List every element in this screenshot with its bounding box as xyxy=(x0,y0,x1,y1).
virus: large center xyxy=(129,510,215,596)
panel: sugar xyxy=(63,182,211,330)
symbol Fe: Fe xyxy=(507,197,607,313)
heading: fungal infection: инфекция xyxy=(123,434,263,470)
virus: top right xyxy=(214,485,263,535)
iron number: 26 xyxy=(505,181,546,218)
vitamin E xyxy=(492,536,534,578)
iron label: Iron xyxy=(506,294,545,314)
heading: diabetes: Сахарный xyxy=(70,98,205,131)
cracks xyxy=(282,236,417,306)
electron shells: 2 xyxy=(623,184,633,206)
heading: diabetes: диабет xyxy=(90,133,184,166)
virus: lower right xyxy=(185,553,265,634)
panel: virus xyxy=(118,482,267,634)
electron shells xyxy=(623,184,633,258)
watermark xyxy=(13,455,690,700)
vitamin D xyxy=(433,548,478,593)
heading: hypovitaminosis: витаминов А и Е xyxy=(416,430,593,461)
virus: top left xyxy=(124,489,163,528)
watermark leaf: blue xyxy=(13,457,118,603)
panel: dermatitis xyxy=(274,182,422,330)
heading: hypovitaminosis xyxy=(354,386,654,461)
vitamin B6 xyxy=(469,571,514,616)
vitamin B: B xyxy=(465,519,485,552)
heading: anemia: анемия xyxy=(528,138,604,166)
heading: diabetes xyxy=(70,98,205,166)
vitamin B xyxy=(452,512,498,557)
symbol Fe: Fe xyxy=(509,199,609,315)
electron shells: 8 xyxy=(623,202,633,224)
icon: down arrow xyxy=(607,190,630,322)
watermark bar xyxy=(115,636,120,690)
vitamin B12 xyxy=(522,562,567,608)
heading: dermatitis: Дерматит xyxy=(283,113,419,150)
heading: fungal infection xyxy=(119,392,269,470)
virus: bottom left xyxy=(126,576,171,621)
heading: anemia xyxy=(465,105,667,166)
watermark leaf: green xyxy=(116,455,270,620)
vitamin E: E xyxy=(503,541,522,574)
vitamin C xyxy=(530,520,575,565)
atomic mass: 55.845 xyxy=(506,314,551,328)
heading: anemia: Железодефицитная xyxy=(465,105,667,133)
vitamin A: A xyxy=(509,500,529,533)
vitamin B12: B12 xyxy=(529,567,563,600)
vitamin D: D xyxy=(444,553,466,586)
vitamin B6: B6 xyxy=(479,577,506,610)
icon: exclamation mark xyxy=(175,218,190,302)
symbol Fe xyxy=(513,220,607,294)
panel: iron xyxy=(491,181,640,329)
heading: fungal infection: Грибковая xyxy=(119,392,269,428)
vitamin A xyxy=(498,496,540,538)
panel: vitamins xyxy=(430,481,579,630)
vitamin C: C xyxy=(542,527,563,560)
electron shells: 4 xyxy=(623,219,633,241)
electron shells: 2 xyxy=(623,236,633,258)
::::::
■ Directions for this task ■
Look over the records. Copy the lines that include the word "fungal".

■ Task output ■
heading: fungal infection: инфекция xyxy=(123,434,263,470)
heading: fungal infection xyxy=(119,392,269,470)
heading: fungal infection: Грибковая xyxy=(119,392,269,428)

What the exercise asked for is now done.